Directions for this task >> Could you carry on the comment thread about the FairTax and FATCA, starting after its final comment?

Exercise text >>
◇ ◇ ◇ ◇ ◇ ◇ ◇

I also believe the stupid people who allowed the Marxist Russians who came here with the wave of Jews who fled the pogroms pretending to be Jewish and charmed the poor into supporting the passage of the 16th amendment to our constitution, by getting the ”hate the rich” mantra going and it is still in play among the socialists, llberal, Marxist, and stupid, who are governing us.
The only constitutional tax is the FairTax—which will be passed when we return to capitalism after our socialist government collapses from having spent all the assets all of us have. Venzuella is doing just what I predict for us when we have borrowed all the money anyone will loan us and economic collapse happens.
Heidi,
If we had the fairtax all other taxes and tax law would disappear and you would go totally unmolested,totally–period.
I answered before, but here it is again. The FairTax voids all that nonsense and makes taxation without reporting anything. It is a National Sales tax that the founders had in force until the Communists interferred in out business with the sleeper Russians and got the hate the rich movement going. They convinced the stupid, the communists, the anti Americans, The haters of freedom to pass the 16th amendment to our founding document that prohibited a tax on income. The greedy politicians have taken billions in veiled bribes, pretending they are campaign contributions, from lobbyists to slip in provisions that benefit only the payers.
@wilton
Fatca isn’t about taxes, it is about bank account reporting and penalties , it is about finding out all about the assets of Americans abroad, it is about avoiding crs (by pretending Fatca is a substitute ) the standard by which other countries use to report their non resident’s bank accounts to the holders resident country.
“the standard by which other countries use to report their non resident’s bank accounts to the holders resident country.”
Yup, their country of tax residence.
I keep seeing U.S. articles claiming that the CRS is about reporting accounts to the owners country of citizenship.
@mike
That’s interesting, ‘owner’ s country of citizenship’ more disturbing disinformation from the land of the free. It’s only to the country of citizenship if you are unlucky enough to have a US one.

◇ ◇ ◇ ◇ ◇ ◇ ◇

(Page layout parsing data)
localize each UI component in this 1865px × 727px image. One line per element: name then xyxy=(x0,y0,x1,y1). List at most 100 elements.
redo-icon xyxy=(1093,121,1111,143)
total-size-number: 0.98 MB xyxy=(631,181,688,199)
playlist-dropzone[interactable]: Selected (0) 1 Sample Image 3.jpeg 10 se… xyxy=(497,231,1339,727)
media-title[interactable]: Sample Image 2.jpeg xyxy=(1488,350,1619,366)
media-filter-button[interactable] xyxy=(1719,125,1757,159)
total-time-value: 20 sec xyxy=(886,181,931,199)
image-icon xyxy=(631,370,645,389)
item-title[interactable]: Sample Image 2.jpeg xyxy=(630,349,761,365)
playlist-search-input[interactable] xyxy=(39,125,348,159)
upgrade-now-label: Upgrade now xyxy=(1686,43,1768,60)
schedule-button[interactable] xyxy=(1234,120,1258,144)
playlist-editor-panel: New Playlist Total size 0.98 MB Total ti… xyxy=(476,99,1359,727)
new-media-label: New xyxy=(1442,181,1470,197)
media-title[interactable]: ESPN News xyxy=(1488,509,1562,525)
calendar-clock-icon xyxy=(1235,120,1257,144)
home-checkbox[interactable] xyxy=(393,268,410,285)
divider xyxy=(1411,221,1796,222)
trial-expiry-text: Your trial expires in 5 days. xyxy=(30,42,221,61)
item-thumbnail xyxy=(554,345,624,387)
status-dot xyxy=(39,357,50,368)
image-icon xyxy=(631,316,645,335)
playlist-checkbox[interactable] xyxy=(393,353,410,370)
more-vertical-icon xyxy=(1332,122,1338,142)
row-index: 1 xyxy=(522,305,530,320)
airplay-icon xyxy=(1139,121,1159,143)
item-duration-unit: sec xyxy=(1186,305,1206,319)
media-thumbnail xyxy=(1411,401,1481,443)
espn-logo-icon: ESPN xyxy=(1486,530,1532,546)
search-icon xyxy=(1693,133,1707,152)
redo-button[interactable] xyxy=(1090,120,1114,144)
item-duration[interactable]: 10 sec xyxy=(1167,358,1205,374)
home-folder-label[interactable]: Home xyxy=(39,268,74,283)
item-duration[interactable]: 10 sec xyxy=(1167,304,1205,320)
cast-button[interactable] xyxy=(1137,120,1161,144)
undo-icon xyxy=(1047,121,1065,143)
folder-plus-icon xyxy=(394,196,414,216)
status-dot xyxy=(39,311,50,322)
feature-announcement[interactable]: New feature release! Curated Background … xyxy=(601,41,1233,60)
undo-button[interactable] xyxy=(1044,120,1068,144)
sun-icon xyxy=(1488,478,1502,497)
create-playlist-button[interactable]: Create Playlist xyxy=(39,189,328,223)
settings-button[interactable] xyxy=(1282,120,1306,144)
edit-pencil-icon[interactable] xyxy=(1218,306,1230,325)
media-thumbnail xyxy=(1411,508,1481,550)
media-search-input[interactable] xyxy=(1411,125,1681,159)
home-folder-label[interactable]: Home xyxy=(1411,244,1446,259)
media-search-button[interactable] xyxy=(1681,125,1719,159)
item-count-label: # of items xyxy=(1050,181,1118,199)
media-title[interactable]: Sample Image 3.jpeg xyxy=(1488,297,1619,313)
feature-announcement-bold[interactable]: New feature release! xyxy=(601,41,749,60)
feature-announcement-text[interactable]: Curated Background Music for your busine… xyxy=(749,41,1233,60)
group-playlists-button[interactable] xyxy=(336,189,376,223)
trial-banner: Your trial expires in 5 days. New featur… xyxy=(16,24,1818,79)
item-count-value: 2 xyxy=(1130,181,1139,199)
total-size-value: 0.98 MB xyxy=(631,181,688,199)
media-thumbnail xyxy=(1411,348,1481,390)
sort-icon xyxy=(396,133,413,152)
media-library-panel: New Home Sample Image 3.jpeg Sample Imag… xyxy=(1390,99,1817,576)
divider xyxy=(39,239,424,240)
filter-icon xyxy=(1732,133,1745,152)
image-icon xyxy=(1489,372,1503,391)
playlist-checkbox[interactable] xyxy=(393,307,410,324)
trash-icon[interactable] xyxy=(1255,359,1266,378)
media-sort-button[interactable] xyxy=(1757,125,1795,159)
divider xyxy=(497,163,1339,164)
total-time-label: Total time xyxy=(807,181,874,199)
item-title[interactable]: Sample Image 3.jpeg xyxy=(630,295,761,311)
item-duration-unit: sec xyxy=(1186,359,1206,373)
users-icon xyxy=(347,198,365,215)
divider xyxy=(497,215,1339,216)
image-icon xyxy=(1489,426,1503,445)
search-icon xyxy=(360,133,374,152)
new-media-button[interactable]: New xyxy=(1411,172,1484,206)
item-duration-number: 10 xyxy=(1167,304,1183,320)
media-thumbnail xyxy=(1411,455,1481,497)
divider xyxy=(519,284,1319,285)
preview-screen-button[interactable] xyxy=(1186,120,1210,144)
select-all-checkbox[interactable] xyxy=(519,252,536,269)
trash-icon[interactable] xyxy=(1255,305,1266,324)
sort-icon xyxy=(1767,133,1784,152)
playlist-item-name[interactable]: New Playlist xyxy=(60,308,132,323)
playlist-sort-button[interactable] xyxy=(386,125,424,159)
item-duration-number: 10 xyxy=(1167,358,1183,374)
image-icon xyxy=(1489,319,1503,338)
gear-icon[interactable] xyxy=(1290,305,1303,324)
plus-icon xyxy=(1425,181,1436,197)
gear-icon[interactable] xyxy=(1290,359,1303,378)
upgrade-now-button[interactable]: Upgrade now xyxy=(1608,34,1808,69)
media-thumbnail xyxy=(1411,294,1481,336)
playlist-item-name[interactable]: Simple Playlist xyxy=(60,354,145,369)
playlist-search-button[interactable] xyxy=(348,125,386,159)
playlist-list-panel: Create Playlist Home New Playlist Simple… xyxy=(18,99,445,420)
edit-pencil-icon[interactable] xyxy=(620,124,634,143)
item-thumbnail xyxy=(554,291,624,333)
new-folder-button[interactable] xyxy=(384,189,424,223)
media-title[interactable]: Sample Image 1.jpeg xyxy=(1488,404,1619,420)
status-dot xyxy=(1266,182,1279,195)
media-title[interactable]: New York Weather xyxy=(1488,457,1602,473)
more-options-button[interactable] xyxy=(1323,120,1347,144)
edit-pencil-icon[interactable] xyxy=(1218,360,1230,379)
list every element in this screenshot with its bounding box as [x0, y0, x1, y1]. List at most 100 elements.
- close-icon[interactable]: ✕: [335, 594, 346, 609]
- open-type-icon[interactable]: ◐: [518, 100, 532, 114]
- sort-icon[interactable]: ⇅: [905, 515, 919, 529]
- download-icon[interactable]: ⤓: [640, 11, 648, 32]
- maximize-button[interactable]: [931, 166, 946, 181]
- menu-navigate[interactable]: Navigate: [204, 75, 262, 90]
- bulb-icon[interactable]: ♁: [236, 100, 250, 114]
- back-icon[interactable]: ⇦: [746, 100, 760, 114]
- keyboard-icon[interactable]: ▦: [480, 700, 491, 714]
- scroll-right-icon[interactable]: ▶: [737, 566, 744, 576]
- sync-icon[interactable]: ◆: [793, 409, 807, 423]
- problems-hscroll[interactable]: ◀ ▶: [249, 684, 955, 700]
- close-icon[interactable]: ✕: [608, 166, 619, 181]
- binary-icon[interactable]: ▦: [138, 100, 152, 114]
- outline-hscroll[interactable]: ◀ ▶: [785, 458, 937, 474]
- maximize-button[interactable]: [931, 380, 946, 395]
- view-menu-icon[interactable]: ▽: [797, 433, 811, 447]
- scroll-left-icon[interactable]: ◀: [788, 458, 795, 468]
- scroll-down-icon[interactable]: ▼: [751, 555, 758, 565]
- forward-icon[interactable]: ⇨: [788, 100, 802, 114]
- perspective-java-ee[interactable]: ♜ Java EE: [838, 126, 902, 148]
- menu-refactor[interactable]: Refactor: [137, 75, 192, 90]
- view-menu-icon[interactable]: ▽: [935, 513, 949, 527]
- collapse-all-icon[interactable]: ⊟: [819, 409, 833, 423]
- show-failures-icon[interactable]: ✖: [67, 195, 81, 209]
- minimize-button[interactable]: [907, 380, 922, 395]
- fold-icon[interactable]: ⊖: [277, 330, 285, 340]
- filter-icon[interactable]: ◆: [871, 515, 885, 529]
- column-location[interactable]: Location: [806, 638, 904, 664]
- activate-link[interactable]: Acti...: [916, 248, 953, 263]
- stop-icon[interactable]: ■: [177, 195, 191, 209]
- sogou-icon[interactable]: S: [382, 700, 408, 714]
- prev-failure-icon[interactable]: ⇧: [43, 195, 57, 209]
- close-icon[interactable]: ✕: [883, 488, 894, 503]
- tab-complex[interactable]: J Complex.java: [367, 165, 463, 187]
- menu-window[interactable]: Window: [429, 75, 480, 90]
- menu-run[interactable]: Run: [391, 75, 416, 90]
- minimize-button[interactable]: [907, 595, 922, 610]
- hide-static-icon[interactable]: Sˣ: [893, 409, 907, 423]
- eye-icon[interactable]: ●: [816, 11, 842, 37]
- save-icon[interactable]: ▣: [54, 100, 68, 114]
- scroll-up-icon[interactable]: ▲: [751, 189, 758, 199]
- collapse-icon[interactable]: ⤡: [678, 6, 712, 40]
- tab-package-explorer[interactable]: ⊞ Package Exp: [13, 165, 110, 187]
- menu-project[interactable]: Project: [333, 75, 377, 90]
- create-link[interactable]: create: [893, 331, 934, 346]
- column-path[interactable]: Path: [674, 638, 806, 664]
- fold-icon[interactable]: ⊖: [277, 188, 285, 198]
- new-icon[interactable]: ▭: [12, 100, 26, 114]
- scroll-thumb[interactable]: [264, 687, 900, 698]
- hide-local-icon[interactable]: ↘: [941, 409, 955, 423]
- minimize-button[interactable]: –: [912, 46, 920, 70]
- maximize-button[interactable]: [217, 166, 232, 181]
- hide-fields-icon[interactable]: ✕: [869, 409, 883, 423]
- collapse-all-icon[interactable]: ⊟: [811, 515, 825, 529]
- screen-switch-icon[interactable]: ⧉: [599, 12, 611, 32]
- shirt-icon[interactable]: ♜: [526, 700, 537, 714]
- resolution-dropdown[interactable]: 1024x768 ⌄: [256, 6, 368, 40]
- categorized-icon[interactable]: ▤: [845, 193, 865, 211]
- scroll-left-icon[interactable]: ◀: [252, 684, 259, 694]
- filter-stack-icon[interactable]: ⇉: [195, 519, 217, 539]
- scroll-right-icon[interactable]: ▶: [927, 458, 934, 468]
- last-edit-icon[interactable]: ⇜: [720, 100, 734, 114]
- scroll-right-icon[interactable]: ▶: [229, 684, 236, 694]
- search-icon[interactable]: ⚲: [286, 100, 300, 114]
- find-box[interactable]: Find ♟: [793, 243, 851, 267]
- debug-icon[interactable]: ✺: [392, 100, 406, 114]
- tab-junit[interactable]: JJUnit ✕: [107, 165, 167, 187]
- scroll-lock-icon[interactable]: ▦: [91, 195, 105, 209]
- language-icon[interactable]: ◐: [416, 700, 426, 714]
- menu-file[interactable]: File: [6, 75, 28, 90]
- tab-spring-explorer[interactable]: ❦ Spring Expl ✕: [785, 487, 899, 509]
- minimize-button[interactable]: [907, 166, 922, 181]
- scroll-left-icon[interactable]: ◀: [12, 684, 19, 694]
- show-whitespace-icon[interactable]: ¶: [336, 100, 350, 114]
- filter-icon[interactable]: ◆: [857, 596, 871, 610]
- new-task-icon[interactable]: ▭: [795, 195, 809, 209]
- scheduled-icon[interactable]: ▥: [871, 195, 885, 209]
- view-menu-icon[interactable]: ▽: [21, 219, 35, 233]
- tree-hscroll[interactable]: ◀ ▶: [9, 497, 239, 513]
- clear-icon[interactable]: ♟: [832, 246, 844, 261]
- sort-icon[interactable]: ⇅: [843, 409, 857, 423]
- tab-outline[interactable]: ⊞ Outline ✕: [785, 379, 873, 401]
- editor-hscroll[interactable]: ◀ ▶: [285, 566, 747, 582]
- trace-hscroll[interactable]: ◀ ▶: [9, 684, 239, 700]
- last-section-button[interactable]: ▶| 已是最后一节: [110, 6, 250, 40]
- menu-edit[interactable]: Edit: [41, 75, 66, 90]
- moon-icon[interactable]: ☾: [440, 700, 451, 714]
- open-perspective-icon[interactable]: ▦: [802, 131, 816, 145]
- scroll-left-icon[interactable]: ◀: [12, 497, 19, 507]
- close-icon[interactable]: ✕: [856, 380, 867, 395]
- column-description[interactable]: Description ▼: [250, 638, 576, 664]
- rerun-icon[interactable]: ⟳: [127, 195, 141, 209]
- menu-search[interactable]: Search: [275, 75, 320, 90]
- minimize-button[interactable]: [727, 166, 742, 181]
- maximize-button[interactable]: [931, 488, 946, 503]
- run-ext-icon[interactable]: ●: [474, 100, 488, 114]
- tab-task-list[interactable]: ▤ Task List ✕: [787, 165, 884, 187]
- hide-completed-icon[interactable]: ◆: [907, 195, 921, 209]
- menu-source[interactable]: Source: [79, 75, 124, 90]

◇ ◇ ◇ ◇ ◇ ◇ ◇

Exercise output >>
Mike,
There is one other country that taxes its citizens worldwide. It is Eritriea, Africa. We are in such need of role models, we are copied that thriving dictatorship. Our tax policy is insane, because it is ruled from a corrupt assembly whose only goal is re election, not governance. They took a tax system right from the Communist Manifesto chapter 2 and pretend that taxation is volunttary, but if you don’t file and pay they will send a lawman with a gun to take you to jail.(don’t believe me ask Wesley Snipes) He beat the Irs on a tax evasion charge , but they gave him 3 yrs for writing derogatory stuff in the form margins)
A proven criminal runs the IRS and some of his deputies are also convicted felons or proven lawbreakers..
We must have another Ballot Box Revolution and elect all TEA party reps. and maybe then we will Abolish the IRS and establish the FairTax , but that won’t happen with the current crew raking in Bribes to put back into the code all the things the publicaly took out Our congress is a travesty and will be worse when The Shadow Government of Obama and His Commisars,stages the Coup.they have planned for 2018.
It is a part of the tax law us Fairtaxers want to tear down and replace withe a National sales tax as the founders prescribed. If we have the FairTax those arcane bank rules fall with the enactment od the FAIRTAX.
The US didn’t copy from Eritrea. Cook v. Tait preceded Eritrea’s existence as a country by several decades.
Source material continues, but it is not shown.